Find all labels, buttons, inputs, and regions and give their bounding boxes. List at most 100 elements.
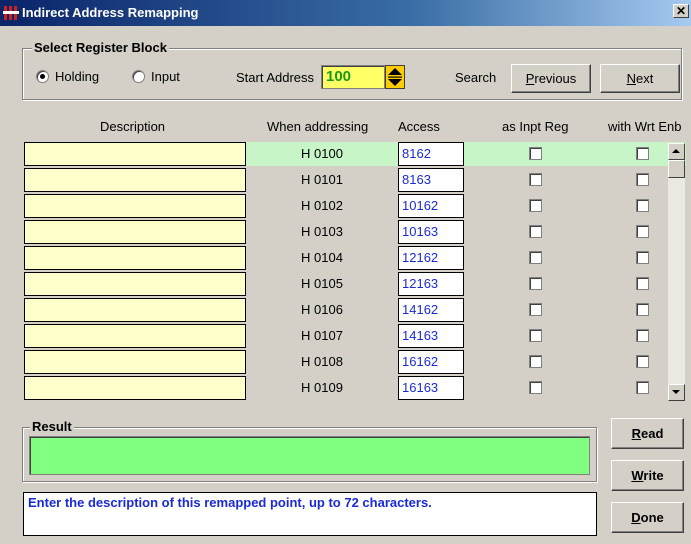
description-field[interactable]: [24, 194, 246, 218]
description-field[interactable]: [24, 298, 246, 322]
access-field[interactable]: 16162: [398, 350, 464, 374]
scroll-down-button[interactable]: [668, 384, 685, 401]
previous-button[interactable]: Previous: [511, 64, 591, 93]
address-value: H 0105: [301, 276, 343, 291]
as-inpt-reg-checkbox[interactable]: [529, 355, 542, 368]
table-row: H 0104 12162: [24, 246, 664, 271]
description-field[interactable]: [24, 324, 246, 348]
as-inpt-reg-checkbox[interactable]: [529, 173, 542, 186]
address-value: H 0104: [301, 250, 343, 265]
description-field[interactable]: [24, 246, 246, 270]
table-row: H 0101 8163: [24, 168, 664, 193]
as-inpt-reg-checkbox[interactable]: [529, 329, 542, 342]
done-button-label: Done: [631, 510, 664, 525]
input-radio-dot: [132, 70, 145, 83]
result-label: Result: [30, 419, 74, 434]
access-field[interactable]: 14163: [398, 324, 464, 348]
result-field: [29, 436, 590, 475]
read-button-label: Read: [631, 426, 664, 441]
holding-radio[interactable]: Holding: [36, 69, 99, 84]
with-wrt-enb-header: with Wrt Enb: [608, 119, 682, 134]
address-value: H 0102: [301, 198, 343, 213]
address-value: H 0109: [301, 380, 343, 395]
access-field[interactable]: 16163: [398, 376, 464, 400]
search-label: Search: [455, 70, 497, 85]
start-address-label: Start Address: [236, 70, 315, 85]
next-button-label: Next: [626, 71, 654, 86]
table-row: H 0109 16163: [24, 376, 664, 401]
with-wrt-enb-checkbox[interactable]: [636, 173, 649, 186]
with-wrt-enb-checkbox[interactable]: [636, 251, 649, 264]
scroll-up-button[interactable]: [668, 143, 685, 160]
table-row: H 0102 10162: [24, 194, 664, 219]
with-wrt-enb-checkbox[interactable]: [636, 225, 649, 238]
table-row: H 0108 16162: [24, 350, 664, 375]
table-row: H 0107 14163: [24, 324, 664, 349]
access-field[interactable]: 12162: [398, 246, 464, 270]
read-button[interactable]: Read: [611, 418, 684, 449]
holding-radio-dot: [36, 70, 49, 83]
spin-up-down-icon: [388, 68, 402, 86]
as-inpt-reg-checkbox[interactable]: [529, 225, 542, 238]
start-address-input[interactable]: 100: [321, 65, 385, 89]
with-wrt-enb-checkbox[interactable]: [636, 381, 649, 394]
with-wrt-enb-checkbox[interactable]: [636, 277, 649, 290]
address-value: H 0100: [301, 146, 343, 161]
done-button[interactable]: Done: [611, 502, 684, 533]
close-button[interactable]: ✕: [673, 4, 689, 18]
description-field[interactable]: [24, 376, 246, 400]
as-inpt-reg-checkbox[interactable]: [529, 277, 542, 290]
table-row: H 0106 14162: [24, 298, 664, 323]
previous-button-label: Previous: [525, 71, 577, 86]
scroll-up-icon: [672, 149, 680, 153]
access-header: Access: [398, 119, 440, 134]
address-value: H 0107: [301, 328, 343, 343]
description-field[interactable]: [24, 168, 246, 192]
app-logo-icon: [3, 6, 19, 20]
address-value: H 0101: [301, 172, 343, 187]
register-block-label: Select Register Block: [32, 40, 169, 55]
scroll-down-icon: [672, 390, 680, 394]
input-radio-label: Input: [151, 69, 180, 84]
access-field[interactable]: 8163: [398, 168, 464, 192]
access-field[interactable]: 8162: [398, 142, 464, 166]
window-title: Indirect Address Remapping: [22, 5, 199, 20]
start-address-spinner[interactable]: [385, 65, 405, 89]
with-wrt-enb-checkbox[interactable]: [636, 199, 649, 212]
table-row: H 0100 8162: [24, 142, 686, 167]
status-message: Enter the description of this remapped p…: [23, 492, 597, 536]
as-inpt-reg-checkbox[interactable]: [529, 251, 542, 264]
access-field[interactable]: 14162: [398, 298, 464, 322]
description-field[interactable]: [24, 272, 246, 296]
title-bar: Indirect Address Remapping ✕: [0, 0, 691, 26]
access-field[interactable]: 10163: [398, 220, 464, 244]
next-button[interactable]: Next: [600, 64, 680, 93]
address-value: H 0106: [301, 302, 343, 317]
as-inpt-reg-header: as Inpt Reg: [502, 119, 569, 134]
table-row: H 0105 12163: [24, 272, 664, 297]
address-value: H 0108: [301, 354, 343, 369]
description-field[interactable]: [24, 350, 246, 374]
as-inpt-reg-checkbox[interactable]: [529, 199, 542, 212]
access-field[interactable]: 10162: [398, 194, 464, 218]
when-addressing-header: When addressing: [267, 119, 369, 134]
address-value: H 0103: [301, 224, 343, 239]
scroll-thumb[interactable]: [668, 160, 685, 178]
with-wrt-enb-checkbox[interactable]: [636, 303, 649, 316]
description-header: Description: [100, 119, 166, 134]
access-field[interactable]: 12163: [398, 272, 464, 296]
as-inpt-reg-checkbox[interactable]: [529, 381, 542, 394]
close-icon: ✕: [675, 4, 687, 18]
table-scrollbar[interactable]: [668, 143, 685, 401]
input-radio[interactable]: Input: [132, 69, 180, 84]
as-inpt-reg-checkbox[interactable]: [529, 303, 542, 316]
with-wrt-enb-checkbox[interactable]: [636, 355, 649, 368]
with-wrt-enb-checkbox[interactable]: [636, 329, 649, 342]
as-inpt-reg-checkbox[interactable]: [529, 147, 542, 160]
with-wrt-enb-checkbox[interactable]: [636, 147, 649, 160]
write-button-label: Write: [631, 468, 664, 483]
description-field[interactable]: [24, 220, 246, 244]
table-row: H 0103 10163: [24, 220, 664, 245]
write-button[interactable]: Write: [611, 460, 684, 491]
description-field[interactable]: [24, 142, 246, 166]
━━━━━━━━━━━━━━━━━━━━
▶ **TASK DESCRIPTION**
Copy these records back word for word, omitting the pictures.

▶ **RESULT**
Find all labels, buttons, inputs, and regions and give their bounding boxes. List at most 100 elements.
description-field[interactable]: [24, 194, 246, 218]
description-field[interactable]: [24, 298, 246, 322]
access-field[interactable]: 16162: [398, 350, 464, 374]
scroll-down-button[interactable]: [668, 384, 685, 401]
previous-button[interactable]: Previous: [511, 64, 591, 93]
address-value: H 0105: [301, 276, 343, 291]
as-inpt-reg-checkbox[interactable]: [529, 355, 542, 368]
table-row: H 0104 12162: [24, 246, 664, 271]
description-field[interactable]: [24, 324, 246, 348]
as-inpt-reg-checkbox[interactable]: [529, 173, 542, 186]
address-value: H 0104: [301, 250, 343, 265]
description-field[interactable]: [24, 246, 246, 270]
table-row: H 0101 8163: [24, 168, 664, 193]
as-inpt-reg-checkbox[interactable]: [529, 329, 542, 342]
done-button-label: Done: [631, 510, 664, 525]
input-radio-dot: [132, 70, 145, 83]
result-label: Result: [30, 419, 74, 434]
access-field[interactable]: 14163: [398, 324, 464, 348]
result-field: [29, 436, 590, 475]
read-button-label: Read: [631, 426, 664, 441]
holding-radio[interactable]: Holding: [36, 69, 99, 84]
with-wrt-enb-header: with Wrt Enb: [608, 119, 682, 134]
address-value: H 0102: [301, 198, 343, 213]
address-value: H 0109: [301, 380, 343, 395]
access-field[interactable]: 16163: [398, 376, 464, 400]
search-label: Search: [455, 70, 497, 85]
start-address-label: Start Address: [236, 70, 315, 85]
next-button-label: Next: [626, 71, 654, 86]
table-row: H 0109 16163: [24, 376, 664, 401]
with-wrt-enb-checkbox[interactable]: [636, 173, 649, 186]
with-wrt-enb-checkbox[interactable]: [636, 251, 649, 264]
scroll-up-button[interactable]: [668, 143, 685, 160]
table-row: H 0102 10162: [24, 194, 664, 219]
with-wrt-enb-checkbox[interactable]: [636, 225, 649, 238]
table-row: H 0108 16162: [24, 350, 664, 375]
table-row: H 0107 14163: [24, 324, 664, 349]
access-field[interactable]: 12162: [398, 246, 464, 270]
read-button[interactable]: Read: [611, 418, 684, 449]
holding-radio-dot: [36, 70, 49, 83]
spin-up-down-icon: [388, 68, 402, 86]
as-inpt-reg-checkbox[interactable]: [529, 225, 542, 238]
start-address-input[interactable]: 100: [321, 65, 385, 89]
with-wrt-enb-checkbox[interactable]: [636, 381, 649, 394]
with-wrt-enb-checkbox[interactable]: [636, 277, 649, 290]
address-value: H 0100: [301, 146, 343, 161]
done-button[interactable]: Done: [611, 502, 684, 533]
close-button[interactable]: ✕: [673, 4, 689, 18]
description-field[interactable]: [24, 376, 246, 400]
as-inpt-reg-checkbox[interactable]: [529, 277, 542, 290]
table-row: H 0106 14162: [24, 298, 664, 323]
previous-button-label: Previous: [525, 71, 577, 86]
scroll-up-icon: [672, 149, 680, 153]
access-header: Access: [398, 119, 440, 134]
address-value: H 0107: [301, 328, 343, 343]
description-field[interactable]: [24, 168, 246, 192]
app-logo-icon: [3, 6, 19, 20]
address-value: H 0101: [301, 172, 343, 187]
register-block-label: Select Register Block: [32, 40, 169, 55]
scroll-down-icon: [672, 390, 680, 394]
input-radio-label: Input: [151, 69, 180, 84]
access-field[interactable]: 8163: [398, 168, 464, 192]
access-field[interactable]: 8162: [398, 142, 464, 166]
window-title: Indirect Address Remapping: [22, 5, 199, 20]
start-address-spinner[interactable]: [385, 65, 405, 89]
with-wrt-enb-checkbox[interactable]: [636, 199, 649, 212]
table-row: H 0100 8162: [24, 142, 686, 167]
status-message: Enter the description of this remapped p…: [23, 492, 597, 536]
as-inpt-reg-checkbox[interactable]: [529, 251, 542, 264]
access-field[interactable]: 14162: [398, 298, 464, 322]
description-field[interactable]: [24, 272, 246, 296]
title-bar: Indirect Address Remapping ✕: [0, 0, 691, 26]
access-field[interactable]: 10163: [398, 220, 464, 244]
next-button[interactable]: Next: [600, 64, 680, 93]
address-value: H 0106: [301, 302, 343, 317]
as-inpt-reg-header: as Inpt Reg: [502, 119, 569, 134]
table-row: H 0105 12163: [24, 272, 664, 297]
address-value: H 0108: [301, 354, 343, 369]
description-field[interactable]: [24, 350, 246, 374]
as-inpt-reg-checkbox[interactable]: [529, 199, 542, 212]
access-field[interactable]: 10162: [398, 194, 464, 218]
when-addressing-header: When addressing: [267, 119, 369, 134]
address-value: H 0103: [301, 224, 343, 239]
scroll-thumb[interactable]: [668, 160, 685, 178]
with-wrt-enb-checkbox[interactable]: [636, 303, 649, 316]
description-header: Description: [100, 119, 166, 134]
access-field[interactable]: 12163: [398, 272, 464, 296]
as-inpt-reg-checkbox[interactable]: [529, 381, 542, 394]
close-icon: ✕: [675, 4, 687, 18]
table-scrollbar[interactable]: [668, 143, 685, 401]
input-radio[interactable]: Input: [132, 69, 180, 84]
as-inpt-reg-checkbox[interactable]: [529, 303, 542, 316]
with-wrt-enb-checkbox[interactable]: [636, 355, 649, 368]
with-wrt-enb-checkbox[interactable]: [636, 329, 649, 342]
as-inpt-reg-checkbox[interactable]: [529, 147, 542, 160]
with-wrt-enb-checkbox[interactable]: [636, 147, 649, 160]
write-button-label: Write: [631, 468, 664, 483]
description-field[interactable]: [24, 220, 246, 244]
table-row: H 0103 10163: [24, 220, 664, 245]
write-button[interactable]: Write: [611, 460, 684, 491]
description-field[interactable]: [24, 142, 246, 166]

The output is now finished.